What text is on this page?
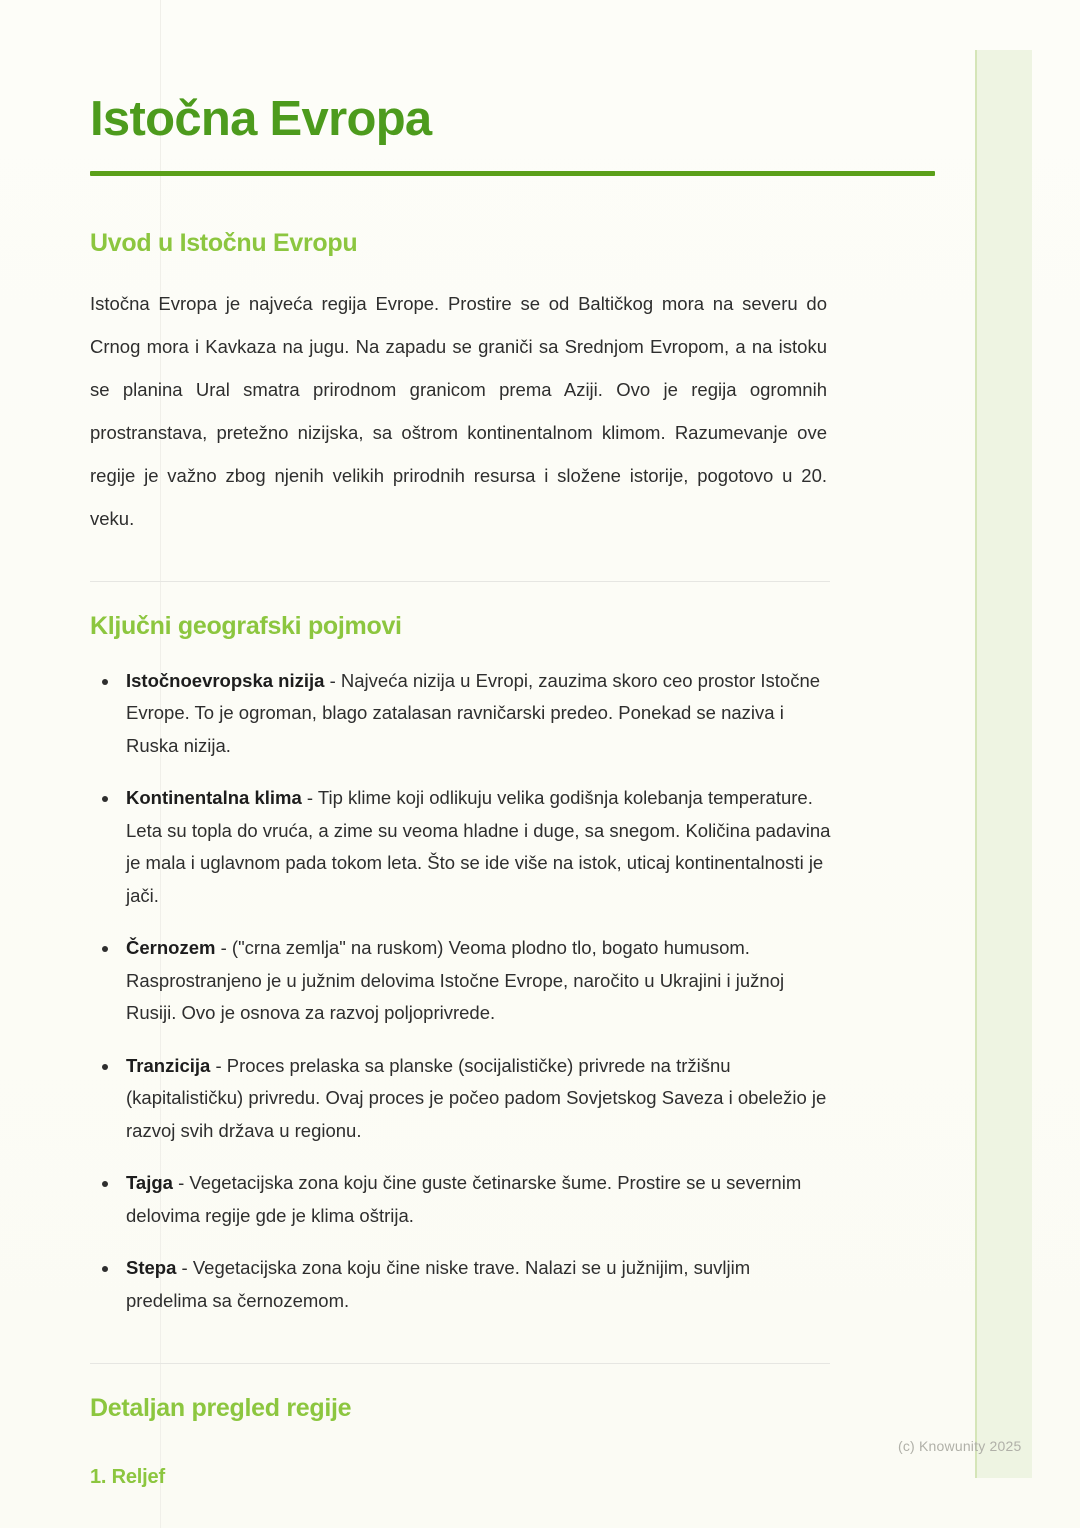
Istočna Evropa
Uvod u Istočnu Evropu

Istočna Evropa je najveća regija Evrope. Prostire se od Baltičkog mora na severu do Crnog mora i Kavkaza na jugu. Na zapadu se graniči sa Srednjom Evropom, a na istoku se planina Ural smatra prirodnom granicom prema Aziji. Ovo je regija ogromnih prostranstava, pretežno nizijska, sa oštrom kontinentalnom klimom. Razumevanje ove regije je važno zbog njenih velikih prirodnih resursa i složene istorije, pogotovo u 20. veku.

Ključni geografski pojmovi
Istočnoevropska nizija - Najveća nizija u Evropi, zauzima skoro ceo prostor Istočne Evrope. To je ogroman, blago zatalasan ravničarski predeo. Ponekad se naziva i Ruska nizija.
Kontinentalna klima - Tip klime koji odlikuju velika godišnja kolebanja temperature. Leta su topla do vruća, a zime su veoma hladne i duge, sa snegom. Količina padavina je mala i uglavnom pada tokom leta. Što se ide više na istok, uticaj kontinentalnosti je jači.
Černozem - ("crna zemlja" na ruskom) Veoma plodno tlo, bogato humusom. Rasprostranjeno je u južnim delovima Istočne Evrope, naročito u Ukrajini i južnoj Rusiji. Ovo je osnova za razvoj poljoprivrede.
Tranzicija - Proces prelaska sa planske (socijalističke) privrede na tržišnu (kapitalističku) privredu. Ovaj proces je počeo padom Sovjetskog Saveza i obeležio je razvoj svih država u regionu.
Tajga - Vegetacijska zona koju čine guste četinarske šume. Prostire se u severnim delovima regije gde je klima oštrija.
Stepa - Vegetacijska zona koju čine niske trave. Nalazi se u južnijim, suvljim predelima sa černozemom.
Detaljan pregled regije
1. Reljef
(c) Knowunity 2025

▸ Your objective
Find every line above that contains the word "koju", and return each one.

▸ Solution below
Tajga - Vegetacijska zona koju čine guste četinarske šume. Prostire se u severnim delovima regije gde je klima oštrija.
Stepa - Vegetacijska zona koju čine niske trave. Nalazi se u južnijim, suvljim predelima sa černozemom.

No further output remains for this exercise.